— BEGIN —

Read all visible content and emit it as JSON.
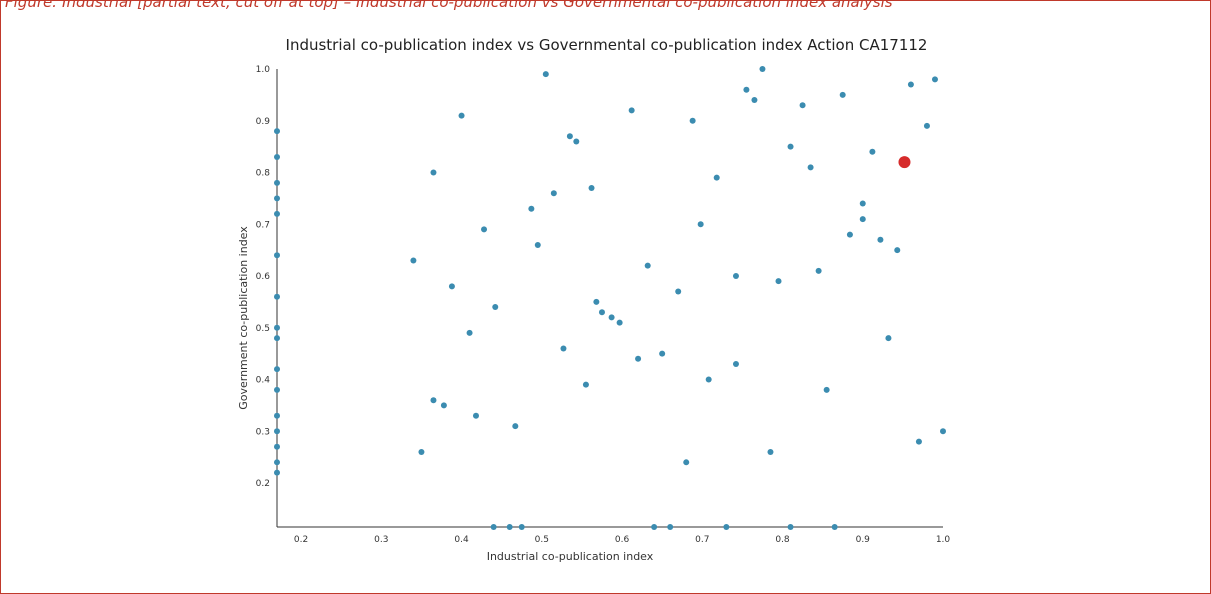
{
  "figure_caption": "Figure: Industrial [partial text, cut off at top] – Industrial co-publication vs Governmental co-publication index analysis",
  "colors": {
    "point": "#3b8cb0",
    "highlight": "#d62b2b",
    "axis": "#333333",
    "caption": "#c0392b"
  },
  "chart_data": {
    "type": "scatter",
    "title": "Industrial co-publication index vs Governmental co-publication index Action CA17112",
    "xlabel": "Industrial co-publication index",
    "ylabel": "Government co-publication index",
    "xlim": [
      0.17,
      1.0
    ],
    "ylim": [
      0.115,
      1.0
    ],
    "xticks": [
      "0.2",
      "0.3",
      "0.4",
      "0.5",
      "0.6",
      "0.7",
      "0.8",
      "0.9",
      "1.0"
    ],
    "yticks": [
      "0.2",
      "0.3",
      "0.4",
      "0.5",
      "0.6",
      "0.7",
      "0.8",
      "0.9",
      "1.0"
    ],
    "grid": false,
    "series": [
      {
        "points": [
          [
            0.505,
            0.99
          ],
          [
            0.775,
            1.0
          ],
          [
            0.99,
            0.98
          ],
          [
            0.96,
            0.97
          ],
          [
            0.755,
            0.96
          ],
          [
            0.765,
            0.94
          ],
          [
            0.875,
            0.95
          ],
          [
            0.825,
            0.93
          ],
          [
            0.612,
            0.92
          ],
          [
            0.4,
            0.91
          ],
          [
            0.688,
            0.9
          ],
          [
            0.98,
            0.89
          ],
          [
            0.535,
            0.87
          ],
          [
            0.543,
            0.86
          ],
          [
            0.81,
            0.85
          ],
          [
            0.912,
            0.84
          ],
          [
            0.835,
            0.81
          ],
          [
            0.365,
            0.8
          ],
          [
            0.718,
            0.79
          ],
          [
            0.562,
            0.77
          ],
          [
            0.515,
            0.76
          ],
          [
            0.9,
            0.74
          ],
          [
            0.487,
            0.73
          ],
          [
            0.9,
            0.71
          ],
          [
            0.698,
            0.7
          ],
          [
            0.428,
            0.69
          ],
          [
            0.884,
            0.68
          ],
          [
            0.922,
            0.67
          ],
          [
            0.495,
            0.66
          ],
          [
            0.943,
            0.65
          ],
          [
            0.34,
            0.63
          ],
          [
            0.632,
            0.62
          ],
          [
            0.845,
            0.61
          ],
          [
            0.742,
            0.6
          ],
          [
            0.795,
            0.59
          ],
          [
            0.388,
            0.58
          ],
          [
            0.67,
            0.57
          ],
          [
            0.568,
            0.55
          ],
          [
            0.442,
            0.54
          ],
          [
            0.575,
            0.53
          ],
          [
            0.587,
            0.52
          ],
          [
            0.597,
            0.51
          ],
          [
            0.41,
            0.49
          ],
          [
            0.932,
            0.48
          ],
          [
            0.527,
            0.46
          ],
          [
            0.65,
            0.45
          ],
          [
            0.62,
            0.44
          ],
          [
            0.742,
            0.43
          ],
          [
            0.708,
            0.4
          ],
          [
            0.555,
            0.39
          ],
          [
            0.855,
            0.38
          ],
          [
            0.365,
            0.36
          ],
          [
            0.378,
            0.35
          ],
          [
            0.418,
            0.33
          ],
          [
            0.467,
            0.31
          ],
          [
            1.0,
            0.3
          ],
          [
            0.97,
            0.28
          ],
          [
            0.35,
            0.26
          ],
          [
            0.785,
            0.26
          ],
          [
            0.68,
            0.24
          ],
          [
            0.17,
            0.88
          ],
          [
            0.17,
            0.83
          ],
          [
            0.17,
            0.78
          ],
          [
            0.17,
            0.75
          ],
          [
            0.17,
            0.72
          ],
          [
            0.17,
            0.64
          ],
          [
            0.17,
            0.56
          ],
          [
            0.17,
            0.5
          ],
          [
            0.17,
            0.48
          ],
          [
            0.17,
            0.42
          ],
          [
            0.17,
            0.38
          ],
          [
            0.17,
            0.33
          ],
          [
            0.17,
            0.3
          ],
          [
            0.17,
            0.27
          ],
          [
            0.17,
            0.24
          ],
          [
            0.17,
            0.22
          ],
          [
            0.44,
            0.115
          ],
          [
            0.46,
            0.115
          ],
          [
            0.475,
            0.115
          ],
          [
            0.64,
            0.115
          ],
          [
            0.66,
            0.115
          ],
          [
            0.73,
            0.115
          ],
          [
            0.81,
            0.115
          ],
          [
            0.865,
            0.115
          ]
        ]
      },
      {
        "highlight": true,
        "points": [
          [
            0.952,
            0.82
          ]
        ]
      }
    ]
  }
}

— END —

Copy every line of the listing containing the string "Industrial".

  "figure_caption": "Figure: Industrial [partial text, cut off at top] – Industrial co-publication vs Governmental co-publication index analysis",
    "title": "Industrial co-publication index vs Governmental co-publication index Action CA17112",
    "xlabel": "Industrial co-publication index",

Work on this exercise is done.